---------- Record extracts
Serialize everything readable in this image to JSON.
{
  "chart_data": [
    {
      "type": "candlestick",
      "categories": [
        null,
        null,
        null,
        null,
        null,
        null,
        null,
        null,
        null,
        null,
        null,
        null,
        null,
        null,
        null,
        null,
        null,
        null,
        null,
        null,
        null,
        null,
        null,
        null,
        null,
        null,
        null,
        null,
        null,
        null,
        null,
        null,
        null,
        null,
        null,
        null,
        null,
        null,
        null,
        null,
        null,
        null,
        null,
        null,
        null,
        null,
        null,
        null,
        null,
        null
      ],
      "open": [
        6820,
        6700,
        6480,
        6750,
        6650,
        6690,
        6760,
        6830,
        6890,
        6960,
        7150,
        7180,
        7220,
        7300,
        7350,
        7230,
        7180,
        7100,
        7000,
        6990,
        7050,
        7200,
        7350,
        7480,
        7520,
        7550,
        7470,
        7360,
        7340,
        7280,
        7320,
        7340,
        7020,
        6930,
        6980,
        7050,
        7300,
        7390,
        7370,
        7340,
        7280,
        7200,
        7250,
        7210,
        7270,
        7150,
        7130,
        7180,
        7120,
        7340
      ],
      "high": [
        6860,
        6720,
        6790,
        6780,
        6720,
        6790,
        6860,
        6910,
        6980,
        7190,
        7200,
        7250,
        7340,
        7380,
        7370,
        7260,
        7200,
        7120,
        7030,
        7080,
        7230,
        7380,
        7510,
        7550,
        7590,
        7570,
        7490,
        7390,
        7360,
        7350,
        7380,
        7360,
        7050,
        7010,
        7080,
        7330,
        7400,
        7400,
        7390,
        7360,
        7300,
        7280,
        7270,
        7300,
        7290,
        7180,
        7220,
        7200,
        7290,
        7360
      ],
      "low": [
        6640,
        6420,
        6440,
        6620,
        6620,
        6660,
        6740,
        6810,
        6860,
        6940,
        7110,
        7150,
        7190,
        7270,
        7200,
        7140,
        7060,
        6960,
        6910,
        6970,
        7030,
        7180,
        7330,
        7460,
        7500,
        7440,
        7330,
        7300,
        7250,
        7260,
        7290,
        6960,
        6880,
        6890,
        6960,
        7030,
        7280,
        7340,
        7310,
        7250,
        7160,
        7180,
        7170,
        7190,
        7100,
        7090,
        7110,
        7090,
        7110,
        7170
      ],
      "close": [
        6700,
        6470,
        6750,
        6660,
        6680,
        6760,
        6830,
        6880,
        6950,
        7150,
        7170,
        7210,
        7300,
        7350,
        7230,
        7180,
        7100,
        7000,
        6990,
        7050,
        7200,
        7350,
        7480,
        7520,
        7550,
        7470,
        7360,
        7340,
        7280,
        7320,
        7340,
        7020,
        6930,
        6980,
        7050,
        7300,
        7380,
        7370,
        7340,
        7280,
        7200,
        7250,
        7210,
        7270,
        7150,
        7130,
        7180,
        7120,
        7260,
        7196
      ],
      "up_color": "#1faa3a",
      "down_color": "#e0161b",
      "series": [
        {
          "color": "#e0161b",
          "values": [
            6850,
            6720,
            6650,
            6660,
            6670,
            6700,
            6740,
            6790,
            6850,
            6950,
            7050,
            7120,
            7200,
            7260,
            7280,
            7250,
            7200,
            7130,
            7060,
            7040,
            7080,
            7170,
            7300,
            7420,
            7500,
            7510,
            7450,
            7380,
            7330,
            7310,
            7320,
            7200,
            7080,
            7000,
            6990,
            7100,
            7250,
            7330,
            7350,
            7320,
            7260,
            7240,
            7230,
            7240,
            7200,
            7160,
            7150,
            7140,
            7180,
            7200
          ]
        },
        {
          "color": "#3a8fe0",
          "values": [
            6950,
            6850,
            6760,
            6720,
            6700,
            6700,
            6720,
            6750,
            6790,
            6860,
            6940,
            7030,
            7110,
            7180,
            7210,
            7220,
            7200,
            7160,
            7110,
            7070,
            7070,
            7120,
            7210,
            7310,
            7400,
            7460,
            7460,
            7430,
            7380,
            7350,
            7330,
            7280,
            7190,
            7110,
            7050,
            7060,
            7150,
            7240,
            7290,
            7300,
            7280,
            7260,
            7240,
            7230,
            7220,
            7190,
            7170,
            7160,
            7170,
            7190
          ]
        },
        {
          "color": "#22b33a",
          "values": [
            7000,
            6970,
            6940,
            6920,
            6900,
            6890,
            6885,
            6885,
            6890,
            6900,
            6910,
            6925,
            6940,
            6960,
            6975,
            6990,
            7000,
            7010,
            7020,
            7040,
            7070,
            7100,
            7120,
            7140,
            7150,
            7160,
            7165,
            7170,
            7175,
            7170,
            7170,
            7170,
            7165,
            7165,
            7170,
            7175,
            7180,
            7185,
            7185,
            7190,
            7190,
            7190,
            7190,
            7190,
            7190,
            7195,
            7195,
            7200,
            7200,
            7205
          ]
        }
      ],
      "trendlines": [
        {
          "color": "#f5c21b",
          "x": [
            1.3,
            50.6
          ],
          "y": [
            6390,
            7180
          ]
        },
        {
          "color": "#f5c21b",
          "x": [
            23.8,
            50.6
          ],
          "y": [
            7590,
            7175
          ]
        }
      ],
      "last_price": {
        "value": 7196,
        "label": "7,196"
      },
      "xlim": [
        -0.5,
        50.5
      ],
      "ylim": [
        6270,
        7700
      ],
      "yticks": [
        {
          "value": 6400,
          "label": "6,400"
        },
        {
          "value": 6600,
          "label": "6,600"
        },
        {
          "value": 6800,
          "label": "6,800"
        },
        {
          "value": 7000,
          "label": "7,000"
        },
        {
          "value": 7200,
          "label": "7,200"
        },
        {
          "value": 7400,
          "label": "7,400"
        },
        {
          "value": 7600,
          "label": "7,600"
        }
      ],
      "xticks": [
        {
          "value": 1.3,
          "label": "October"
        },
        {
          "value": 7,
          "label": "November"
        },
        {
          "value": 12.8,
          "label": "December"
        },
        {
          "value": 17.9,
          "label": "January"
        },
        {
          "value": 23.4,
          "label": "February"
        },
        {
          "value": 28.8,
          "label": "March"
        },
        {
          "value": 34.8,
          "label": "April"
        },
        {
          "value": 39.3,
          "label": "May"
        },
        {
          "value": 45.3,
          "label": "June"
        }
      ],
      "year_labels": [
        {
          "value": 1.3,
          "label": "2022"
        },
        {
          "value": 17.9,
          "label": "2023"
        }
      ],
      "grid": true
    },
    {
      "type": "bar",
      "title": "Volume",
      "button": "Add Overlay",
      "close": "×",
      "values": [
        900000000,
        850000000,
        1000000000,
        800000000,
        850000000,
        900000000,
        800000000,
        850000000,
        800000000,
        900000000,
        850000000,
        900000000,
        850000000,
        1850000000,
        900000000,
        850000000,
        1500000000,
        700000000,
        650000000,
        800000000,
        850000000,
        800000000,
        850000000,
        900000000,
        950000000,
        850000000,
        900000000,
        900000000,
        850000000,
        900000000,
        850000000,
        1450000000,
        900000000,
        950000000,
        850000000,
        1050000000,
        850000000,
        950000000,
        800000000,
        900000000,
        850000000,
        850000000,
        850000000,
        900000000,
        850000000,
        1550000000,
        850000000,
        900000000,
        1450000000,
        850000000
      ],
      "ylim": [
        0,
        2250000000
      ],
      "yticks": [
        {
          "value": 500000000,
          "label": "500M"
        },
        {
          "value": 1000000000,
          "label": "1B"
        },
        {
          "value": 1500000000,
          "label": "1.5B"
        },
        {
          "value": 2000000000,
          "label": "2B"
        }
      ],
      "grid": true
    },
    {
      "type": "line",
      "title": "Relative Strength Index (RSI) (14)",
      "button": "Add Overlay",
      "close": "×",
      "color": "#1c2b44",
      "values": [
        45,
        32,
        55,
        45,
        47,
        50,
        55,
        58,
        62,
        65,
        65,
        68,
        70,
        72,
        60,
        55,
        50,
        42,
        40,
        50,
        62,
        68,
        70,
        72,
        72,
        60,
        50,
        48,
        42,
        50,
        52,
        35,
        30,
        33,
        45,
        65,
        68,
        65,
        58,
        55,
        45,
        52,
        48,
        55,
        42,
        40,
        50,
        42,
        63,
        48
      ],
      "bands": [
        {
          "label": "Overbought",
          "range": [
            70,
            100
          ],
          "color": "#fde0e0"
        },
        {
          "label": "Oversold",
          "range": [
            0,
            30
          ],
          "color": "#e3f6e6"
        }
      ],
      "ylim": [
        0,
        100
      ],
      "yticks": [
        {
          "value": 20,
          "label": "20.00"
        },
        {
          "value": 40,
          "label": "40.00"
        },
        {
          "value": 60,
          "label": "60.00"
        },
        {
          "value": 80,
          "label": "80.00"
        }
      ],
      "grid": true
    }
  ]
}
--------------------
## Aim of the task
Each line of the material that holds the string "title" counts once; give the total alone.

## Final result
2